В. Дудинцев сохранил завидную верность теме противостояния изворотливым хамелеонам и успешным приспособленцам. Ни в нашумевшем в 50-е годы романе «Не хлебом единым», ни в опубликованных в 80-е «Белых одеждах» политического конфликта как такового нет. Но он даёт о себе знать, когда о генетике Посошкове, например, начинают поговаривать « с угрозой те, кто любит нажимать на педали и готов пустить в ход словечко «враг». Те же люди выводят на улицу из зала заседаний Всесоюзной академии сельскохозяйственных наук профессора, осмелившегося бросить им в лицо обвинение в мракобесии. Руку тех же людей мы узнаём, когда приехавший инспектировать научную работу в институте Дёжкин признаётся, что ему не нравятся приказы министра Кафтанова и что он считает их ударом по науке. Устами своего героя Дудинцев переводит вопрос в чисто нравственную плоскость — есть, мол, от природы люди плохие и хорошие: «Один кошку ногой подденет, а другой задумается, как быть, если на его стуле Мурка сидит, а ему надо сесть...».

            Одной природой, однако, не объяснить атмосферы всепроникающего недоверия и подозрительности. Инспектировавший вместе с Дёжкиным институт Василий Степанович Цвях после собрания говорит: «С этой биологической наукой сегодня все стали следователями. Смотрят друг на друга, норовят с хвоста зайти. Конечно, в таких условиях держи ухо востро. Брякнешь что не так — и нет человека». О том, что дело обстояло так не только в биологической или какой-нибудь другой науке, читаем у Евтушенко:

 

                                   Какое наступает отрезвленье,

                                   как наша совесть к нам потом строга,

                                   когда в застольном чьём-то откровенье

                                   не замечаем вкрадчивость врага.

ПРЕДСТАВЛЕННЫЕ ЗАПИСИ:
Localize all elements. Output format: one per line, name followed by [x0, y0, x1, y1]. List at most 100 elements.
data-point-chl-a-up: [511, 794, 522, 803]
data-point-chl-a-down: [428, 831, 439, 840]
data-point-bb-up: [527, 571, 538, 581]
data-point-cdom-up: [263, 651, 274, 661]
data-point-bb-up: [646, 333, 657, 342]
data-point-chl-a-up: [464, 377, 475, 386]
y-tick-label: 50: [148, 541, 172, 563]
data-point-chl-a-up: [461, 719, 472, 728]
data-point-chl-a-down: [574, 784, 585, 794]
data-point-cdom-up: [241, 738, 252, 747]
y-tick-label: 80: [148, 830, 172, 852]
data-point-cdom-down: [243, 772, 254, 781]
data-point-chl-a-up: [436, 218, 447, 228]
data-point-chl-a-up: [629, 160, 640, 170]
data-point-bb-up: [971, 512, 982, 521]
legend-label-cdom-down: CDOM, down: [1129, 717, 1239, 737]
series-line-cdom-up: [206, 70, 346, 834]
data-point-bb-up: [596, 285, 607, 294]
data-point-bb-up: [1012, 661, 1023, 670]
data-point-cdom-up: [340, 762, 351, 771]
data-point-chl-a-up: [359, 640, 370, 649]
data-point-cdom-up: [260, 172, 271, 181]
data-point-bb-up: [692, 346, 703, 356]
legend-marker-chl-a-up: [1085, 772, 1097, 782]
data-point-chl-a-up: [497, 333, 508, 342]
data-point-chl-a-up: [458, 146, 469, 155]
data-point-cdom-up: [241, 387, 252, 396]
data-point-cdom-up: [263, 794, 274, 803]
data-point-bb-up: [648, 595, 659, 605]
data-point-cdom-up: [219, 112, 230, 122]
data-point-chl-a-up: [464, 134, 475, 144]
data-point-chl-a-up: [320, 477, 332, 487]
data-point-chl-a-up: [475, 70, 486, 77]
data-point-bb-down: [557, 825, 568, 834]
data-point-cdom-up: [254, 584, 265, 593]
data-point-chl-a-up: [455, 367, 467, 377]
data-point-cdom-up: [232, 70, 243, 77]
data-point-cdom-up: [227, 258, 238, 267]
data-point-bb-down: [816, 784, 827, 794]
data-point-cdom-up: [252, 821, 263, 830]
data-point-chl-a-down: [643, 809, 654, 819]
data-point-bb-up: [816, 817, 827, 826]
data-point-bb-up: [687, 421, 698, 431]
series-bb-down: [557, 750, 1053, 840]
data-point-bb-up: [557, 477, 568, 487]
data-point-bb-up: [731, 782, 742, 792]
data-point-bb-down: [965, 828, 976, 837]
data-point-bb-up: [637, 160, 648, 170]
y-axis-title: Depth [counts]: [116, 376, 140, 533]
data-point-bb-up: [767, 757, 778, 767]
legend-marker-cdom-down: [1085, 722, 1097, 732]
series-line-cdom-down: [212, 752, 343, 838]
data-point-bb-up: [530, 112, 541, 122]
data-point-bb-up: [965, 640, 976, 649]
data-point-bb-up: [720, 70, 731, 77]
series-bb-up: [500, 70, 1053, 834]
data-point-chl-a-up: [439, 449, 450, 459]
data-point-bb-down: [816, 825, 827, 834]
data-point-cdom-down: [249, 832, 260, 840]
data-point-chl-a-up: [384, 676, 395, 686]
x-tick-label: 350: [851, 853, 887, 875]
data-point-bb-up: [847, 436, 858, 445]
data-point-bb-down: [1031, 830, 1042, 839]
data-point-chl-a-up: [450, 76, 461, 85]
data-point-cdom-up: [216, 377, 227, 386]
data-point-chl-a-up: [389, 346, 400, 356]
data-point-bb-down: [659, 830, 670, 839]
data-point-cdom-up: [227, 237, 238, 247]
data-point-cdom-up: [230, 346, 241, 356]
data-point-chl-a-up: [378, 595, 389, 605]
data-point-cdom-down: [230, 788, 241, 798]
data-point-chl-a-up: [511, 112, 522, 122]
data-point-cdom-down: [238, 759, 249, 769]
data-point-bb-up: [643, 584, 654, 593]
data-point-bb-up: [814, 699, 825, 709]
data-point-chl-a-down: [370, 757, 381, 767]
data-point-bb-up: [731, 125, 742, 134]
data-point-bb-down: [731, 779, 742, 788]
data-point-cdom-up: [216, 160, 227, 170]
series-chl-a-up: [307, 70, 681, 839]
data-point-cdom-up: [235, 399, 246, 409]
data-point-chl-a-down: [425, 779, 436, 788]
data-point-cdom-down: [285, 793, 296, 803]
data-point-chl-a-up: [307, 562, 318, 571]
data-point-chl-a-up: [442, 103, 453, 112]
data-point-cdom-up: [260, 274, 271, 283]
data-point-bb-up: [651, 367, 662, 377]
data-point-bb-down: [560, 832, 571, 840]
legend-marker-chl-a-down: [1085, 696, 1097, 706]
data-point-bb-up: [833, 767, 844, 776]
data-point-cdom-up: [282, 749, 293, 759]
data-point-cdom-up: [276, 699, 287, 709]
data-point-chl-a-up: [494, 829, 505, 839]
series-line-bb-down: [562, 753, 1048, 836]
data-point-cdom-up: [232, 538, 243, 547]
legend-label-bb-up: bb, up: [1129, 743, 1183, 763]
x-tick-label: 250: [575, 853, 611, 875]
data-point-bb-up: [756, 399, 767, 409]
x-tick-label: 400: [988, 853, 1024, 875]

ЧТО НУЖНО СДЕЛАТЬ:
• A. Выпишите из отрывка о романах Дудинцева всё, начиная со слов «Одной природой, однако, не» и вплоть до слов «замечаем вкрадчивость врага.».
• B. Ответьте по отрывку о романах Дудинцева на три вопроса:
(i) Как называется роман Дудинцева, нашумевший в 50-е годы?
(ii) Чьи приказы не нравятся Дёжкину?
(iii) Кто инспектировал институт вместе с Дёжкиным?
• C. Напишите продолжение отрывка о романах Дудинцева, начав сразу после приведённых строк Евтушенко.

ОТВЕТЫ ПО ПОРЯДКУ:
• A.
Одной природой, однако, не объяснить атмосферы всепроникающего недоверия и подозрительности. Инспектировавший вместе с Дёжкиным институт Василий Степанович Цвях после собрания говорит: «С этой биологической наукой сегодня все стали следователями. Смотрят друг на друга, норовят с хвоста зайти. Конечно, в таких условиях держи ухо востро. Брякнешь что не так — и нет человека». О том, что дело обстояло так не только в биологической или какой-нибудь другой науке, читаем у Евтушенко:

 

                                   Какое наступает отрезвленье,

                                   как наша совесть к нам потом строга,

                                   когда в застольном чьём-то откровенье

                                   не замечаем вкрадчивость врага.

• B.
(i) «Не хлебом единым».
(ii) Приказы министра Кафтанова.
(iii) Василий Степанович Цвях.

• C.
 

            Гораздо хуже, сетует поэт, то, что само присутствие в нашем обществе ряженых отравляло всех и вся:

                                   Страшнее, чем принять врага за друга,

                                   принять поспешно друга за врага.

 

            Уничтожающую характеристику перерожденцу (помните, как у Блока: «Был Ванька наш, а стал буржуй»?) в романе «Белые одежды» даёт полковник Свешников. О своём теперешнем начальнике Николае Ассикритове он говорит, что такие люди всегда считают себя правыми: куда ни шагнёт — там и прав. И слова-то у него самые правильные: «Исторически...», «Революционное правосознание...», «Интересы рабочего класса...» - и всё врёт». И обращаясь мысленно к погибшим на гражданской войне товарищам, он в отчаянии восклицает: «Ребята! Революционеры! Вы проворонили своего классового врага! Вы так старались, боролись с классовым врагом, а он сидел рядом с вами и подсказывал, кого надо убрать. Всю жизнь ходили с ним в обнимку. И своих уничтожали под его дудку».

            Призрак запятаевщины, как и призрак ряженых перерожденцев не исчезает вплоть до самых последних страниц романа, где он вновь появляется в образе безликого нового покровителя академика Рядно. У настоящего учёного не может быть «покровителей», формирующих ту околонаучную среду, в которой плодятся и множатся прихлебатели. Им и в науке и на производстве, в городе и в деревне противостояли положительные герои советской литературы 50 — 80-х годов: Журбины и Вихровы, Мартынов и Соколов, Лопаткин и Бахирев, Серпилин и Устименко, Крылов и Кузькин, Вохминцев и Михаил Пряслин, Женька Столетов и Фёдор Дёжкин и другие – вместе с их многочисленными прототипами.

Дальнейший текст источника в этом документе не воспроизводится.